Challenge:
Return the complete listing that follows, with each line reproduced exactly.

Data excerpts:

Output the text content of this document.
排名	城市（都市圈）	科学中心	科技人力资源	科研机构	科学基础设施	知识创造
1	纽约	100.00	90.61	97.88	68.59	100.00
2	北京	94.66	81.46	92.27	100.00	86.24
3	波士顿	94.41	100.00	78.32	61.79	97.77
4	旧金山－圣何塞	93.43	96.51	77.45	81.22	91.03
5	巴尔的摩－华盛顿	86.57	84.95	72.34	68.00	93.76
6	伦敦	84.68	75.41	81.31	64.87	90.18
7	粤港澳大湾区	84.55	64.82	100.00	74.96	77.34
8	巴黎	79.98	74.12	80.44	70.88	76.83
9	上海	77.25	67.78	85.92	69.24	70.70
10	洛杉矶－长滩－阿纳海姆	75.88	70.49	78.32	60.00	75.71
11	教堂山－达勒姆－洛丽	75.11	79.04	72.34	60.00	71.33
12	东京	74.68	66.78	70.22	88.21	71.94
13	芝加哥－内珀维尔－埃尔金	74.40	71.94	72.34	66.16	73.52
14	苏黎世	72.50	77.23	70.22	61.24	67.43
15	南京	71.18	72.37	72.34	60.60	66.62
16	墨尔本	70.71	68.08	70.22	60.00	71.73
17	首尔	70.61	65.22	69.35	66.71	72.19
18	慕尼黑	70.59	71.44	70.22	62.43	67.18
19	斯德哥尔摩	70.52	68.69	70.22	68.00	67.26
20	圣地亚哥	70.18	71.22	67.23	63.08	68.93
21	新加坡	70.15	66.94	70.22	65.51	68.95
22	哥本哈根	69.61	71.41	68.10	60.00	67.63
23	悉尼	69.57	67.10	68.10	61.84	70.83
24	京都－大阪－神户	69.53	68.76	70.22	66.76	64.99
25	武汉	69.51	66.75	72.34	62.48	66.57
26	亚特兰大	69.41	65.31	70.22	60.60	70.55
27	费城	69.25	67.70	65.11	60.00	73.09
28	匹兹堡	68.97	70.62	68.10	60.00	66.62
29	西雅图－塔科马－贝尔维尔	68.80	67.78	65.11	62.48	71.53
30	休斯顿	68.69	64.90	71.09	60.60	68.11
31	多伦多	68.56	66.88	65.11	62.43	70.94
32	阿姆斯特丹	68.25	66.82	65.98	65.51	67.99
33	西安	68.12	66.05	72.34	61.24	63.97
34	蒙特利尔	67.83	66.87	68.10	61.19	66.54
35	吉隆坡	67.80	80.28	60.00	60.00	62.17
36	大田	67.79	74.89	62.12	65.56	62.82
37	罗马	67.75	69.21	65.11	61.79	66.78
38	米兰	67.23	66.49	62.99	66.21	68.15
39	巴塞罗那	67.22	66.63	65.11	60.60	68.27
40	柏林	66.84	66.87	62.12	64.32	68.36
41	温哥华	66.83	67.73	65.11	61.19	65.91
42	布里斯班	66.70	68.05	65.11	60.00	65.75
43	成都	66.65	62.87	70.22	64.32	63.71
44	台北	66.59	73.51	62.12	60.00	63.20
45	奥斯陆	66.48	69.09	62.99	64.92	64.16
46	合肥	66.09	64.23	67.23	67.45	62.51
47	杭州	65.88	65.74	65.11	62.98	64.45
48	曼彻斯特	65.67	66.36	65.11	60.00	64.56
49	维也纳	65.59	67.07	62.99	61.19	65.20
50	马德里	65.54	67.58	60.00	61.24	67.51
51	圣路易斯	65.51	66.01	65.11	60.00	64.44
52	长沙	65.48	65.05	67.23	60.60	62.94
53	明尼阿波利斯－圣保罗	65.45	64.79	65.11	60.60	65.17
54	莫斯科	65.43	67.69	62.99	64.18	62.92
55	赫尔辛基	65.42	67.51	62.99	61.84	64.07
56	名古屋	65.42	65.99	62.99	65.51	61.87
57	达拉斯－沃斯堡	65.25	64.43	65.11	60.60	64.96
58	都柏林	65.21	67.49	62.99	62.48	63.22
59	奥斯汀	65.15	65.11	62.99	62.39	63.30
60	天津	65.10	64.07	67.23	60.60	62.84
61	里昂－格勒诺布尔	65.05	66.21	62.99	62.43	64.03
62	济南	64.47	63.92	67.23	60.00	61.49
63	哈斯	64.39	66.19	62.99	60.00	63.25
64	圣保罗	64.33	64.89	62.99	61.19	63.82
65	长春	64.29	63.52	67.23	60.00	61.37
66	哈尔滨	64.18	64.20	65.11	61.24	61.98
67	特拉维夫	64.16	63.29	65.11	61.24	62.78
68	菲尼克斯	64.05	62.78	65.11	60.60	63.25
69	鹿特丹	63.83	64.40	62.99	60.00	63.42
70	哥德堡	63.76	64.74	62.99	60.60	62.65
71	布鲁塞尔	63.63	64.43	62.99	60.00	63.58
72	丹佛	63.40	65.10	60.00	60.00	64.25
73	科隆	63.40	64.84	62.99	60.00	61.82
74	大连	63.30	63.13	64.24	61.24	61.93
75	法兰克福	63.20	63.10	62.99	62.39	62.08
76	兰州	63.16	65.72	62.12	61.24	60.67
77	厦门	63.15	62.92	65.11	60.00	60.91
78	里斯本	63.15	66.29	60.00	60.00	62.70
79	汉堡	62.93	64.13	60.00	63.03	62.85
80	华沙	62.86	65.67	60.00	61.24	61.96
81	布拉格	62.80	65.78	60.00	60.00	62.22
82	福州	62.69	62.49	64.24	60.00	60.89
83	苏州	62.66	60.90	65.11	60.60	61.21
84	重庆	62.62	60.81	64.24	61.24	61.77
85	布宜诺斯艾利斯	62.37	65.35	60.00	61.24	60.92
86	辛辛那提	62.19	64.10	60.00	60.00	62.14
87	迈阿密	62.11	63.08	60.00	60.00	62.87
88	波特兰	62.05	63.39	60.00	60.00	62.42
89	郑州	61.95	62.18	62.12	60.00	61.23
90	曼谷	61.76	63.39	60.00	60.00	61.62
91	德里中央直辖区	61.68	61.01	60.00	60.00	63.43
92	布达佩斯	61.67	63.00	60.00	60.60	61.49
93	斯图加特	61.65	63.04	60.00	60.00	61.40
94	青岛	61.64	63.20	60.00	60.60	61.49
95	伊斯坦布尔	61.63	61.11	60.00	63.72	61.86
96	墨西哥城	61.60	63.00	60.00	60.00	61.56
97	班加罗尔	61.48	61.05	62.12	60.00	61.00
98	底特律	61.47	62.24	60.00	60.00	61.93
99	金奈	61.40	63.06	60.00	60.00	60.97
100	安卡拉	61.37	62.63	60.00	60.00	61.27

Exercise output:
Output the text content of this document.
排名	城市（都市圈）	科学中心	科技人力资源	科研机构	科学基础设施	知识创造
1	纽约	100.00	90.61	97.88	68.59	100.00
2	北京	94.66	81.46	92.27	100.00	86.24
3	波士顿	94.41	100.00	78.32	61.79	97.77
4	旧金山－圣何塞	93.43	96.51	77.45	81.22	91.03
5	巴尔的摩－华盛顿	86.57	84.95	72.34	68.00	93.76
6	伦敦	84.68	75.41	81.31	64.87	90.18
7	粤港澳大湾区	84.55	64.82	100.00	74.96	77.34
8	巴黎	79.98	74.12	80.44	70.88	76.83
9	上海	77.25	67.78	85.92	69.24	70.70
10	洛杉矶－长滩－阿纳海姆	75.88	70.49	78.32	60.00	75.71
11	教堂山－达勒姆－洛丽	75.11	79.04	72.34	60.00	71.33
12	东京	74.68	66.78	70.22	88.21	71.94
13	芝加哥－内珀维尔－埃尔金	74.40	71.94	72.34	66.16	73.52
14	苏黎世	72.50	77.23	70.22	61.24	67.43
15	南京	71.18	72.37	72.34	60.60	66.62
16	墨尔本	70.71	68.08	70.22	60.00	71.73
17	首尔	70.61	65.22	69.35	66.71	72.19
18	慕尼黑	70.59	71.44	70.22	62.43	67.18
19	斯德哥尔摩	70.52	68.69	70.22	68.00	67.26
20	圣地亚哥	70.18	71.22	67.23	63.08	68.93
21	新加坡	70.15	66.94	70.22	65.51	68.95
22	哥本哈根	69.61	71.41	68.10	60.00	67.63
23	悉尼	69.57	67.10	68.10	61.84	70.83
24	京都－大阪－神户	69.53	68.76	70.22	66.76	64.99
25	武汉	69.51	66.75	72.34	62.48	66.57
26	亚特兰大	69.41	65.31	70.22	60.60	70.55
27	费城	69.25	67.70	65.11	60.00	73.09
28	匹兹堡	68.97	70.62	68.10	60.00	66.62
29	西雅图－塔科马－贝尔维尔	68.80	67.78	65.11	62.48	71.53
30	休斯顿	68.69	64.90	71.09	60.60	68.11
31	多伦多	68.56	66.88	65.11	62.43	70.94
32	阿姆斯特丹	68.25	66.82	65.98	65.51	67.99
33	西安	68.12	66.05	72.34	61.24	63.97
34	蒙特利尔	67.83	66.87	68.10	61.19	66.54
35	吉隆坡	67.80	80.28	60.00	60.00	62.17
36	大田	67.79	74.89	62.12	65.56	62.82
37	罗马	67.75	69.21	65.11	61.79	66.78
38	米兰	67.23	66.49	62.99	66.21	68.15
39	巴塞罗那	67.22	66.63	65.11	60.60	68.27
40	柏林	66.84	66.87	62.12	64.32	68.36
41	温哥华	66.83	67.73	65.11	61.19	65.91
42	布里斯班	66.70	68.05	65.11	60.00	65.75
43	成都	66.65	62.87	70.22	64.32	63.71
44	台北	66.59	73.51	62.12	60.00	63.20
45	奥斯陆	66.48	69.09	62.99	64.92	64.16
46	合肥	66.09	64.23	67.23	67.45	62.51
47	杭州	65.88	65.74	65.11	62.98	64.45
48	曼彻斯特	65.67	66.36	65.11	60.00	64.56
49	维也纳	65.59	67.07	62.99	61.19	65.20
50	马德里	65.54	67.58	60.00	61.24	67.51
51	圣路易斯	65.51	66.01	65.11	60.00	64.44
52	长沙	65.48	65.05	67.23	60.60	62.94
53	明尼阿波利斯－圣保罗	65.45	64.79	65.11	60.60	65.17
54	莫斯科	65.43	67.69	62.99	64.18	62.92
55	赫尔辛基	65.42	67.51	62.99	61.84	64.07
56	名古屋	65.42	65.99	62.99	65.51	61.87
57	达拉斯－沃斯堡	65.25	64.43	65.11	60.60	64.96
58	都柏林	65.21	67.49	62.99	62.48	63.22
59	奥斯汀	65.15	65.11	62.99	62.39	63.30
60	天津	65.10	64.07	67.23	60.60	62.84
61	里昂－格勒诺布尔	65.05	66.21	62.99	62.43	64.03
62	济南	64.47	63.92	67.23	60.00	61.49
63	哈斯	64.39	66.19	62.99	60.00	63.25
64	圣保罗	64.33	64.89	62.99	61.19	63.82
65	长春	64.29	63.52	67.23	60.00	61.37
66	哈尔滨	64.18	64.20	65.11	61.24	61.98
67	特拉维夫	64.16	63.29	65.11	61.24	62.78
68	菲尼克斯	64.05	62.78	65.11	60.60	63.25
69	鹿特丹	63.83	64.40	62.99	60.00	63.42
70	哥德堡	63.76	64.74	62.99	60.60	62.65
71	布鲁塞尔	63.63	64.43	62.99	60.00	63.58
72	丹佛	63.40	65.10	60.00	60.00	64.25
73	科隆	63.40	64.84	62.99	60.00	61.82
74	大连	63.30	63.13	64.24	61.24	61.93
75	法兰克福	63.20	63.10	62.99	62.39	62.08
76	兰州	63.16	65.72	62.12	61.24	60.67
77	厦门	63.15	62.92	65.11	60.00	60.91
78	里斯本	63.15	66.29	60.00	60.00	62.70
79	汉堡	62.93	64.13	60.00	63.03	62.85
80	华沙	62.86	65.67	60.00	61.24	61.96
81	布拉格	62.80	65.78	60.00	60.00	62.22
82	福州	62.69	62.49	64.24	60.00	60.89
83	苏州	62.66	60.90	65.11	60.60	61.21
84	重庆	62.62	60.81	64.24	61.24	61.77
85	布宜诺斯艾利斯	62.37	65.35	60.00	61.24	60.92
86	辛辛那提	62.19	64.10	60.00	60.00	62.14
87	迈阿密	62.11	63.08	60.00	60.00	62.87
88	波特兰	62.05	63.39	60.00	60.00	62.42
89	郑州	61.95	62.18	62.12	60.00	61.23
90	曼谷	61.76	63.39	60.00	60.00	61.62
91	德里中央直辖区	61.68	61.01	60.00	60.00	63.43
92	布达佩斯	61.67	63.00	60.00	60.60	61.49
93	斯图加特	61.65	63.04	60.00	60.00	61.40
94	青岛	61.64	63.20	60.00	60.60	61.49
95	伊斯坦布尔	61.63	61.11	60.00	63.72	61.86
96	墨西哥城	61.60	63.00	60.00	60.00	61.56
97	班加罗尔	61.48	61.05	62.12	60.00	61.00
98	底特律	61.47	62.24	60.00	60.00	61.93
99	金奈	61.40	63.06	60.00	60.00	60.97
100	安卡拉	61.37	62.63	60.00	60.00	61.27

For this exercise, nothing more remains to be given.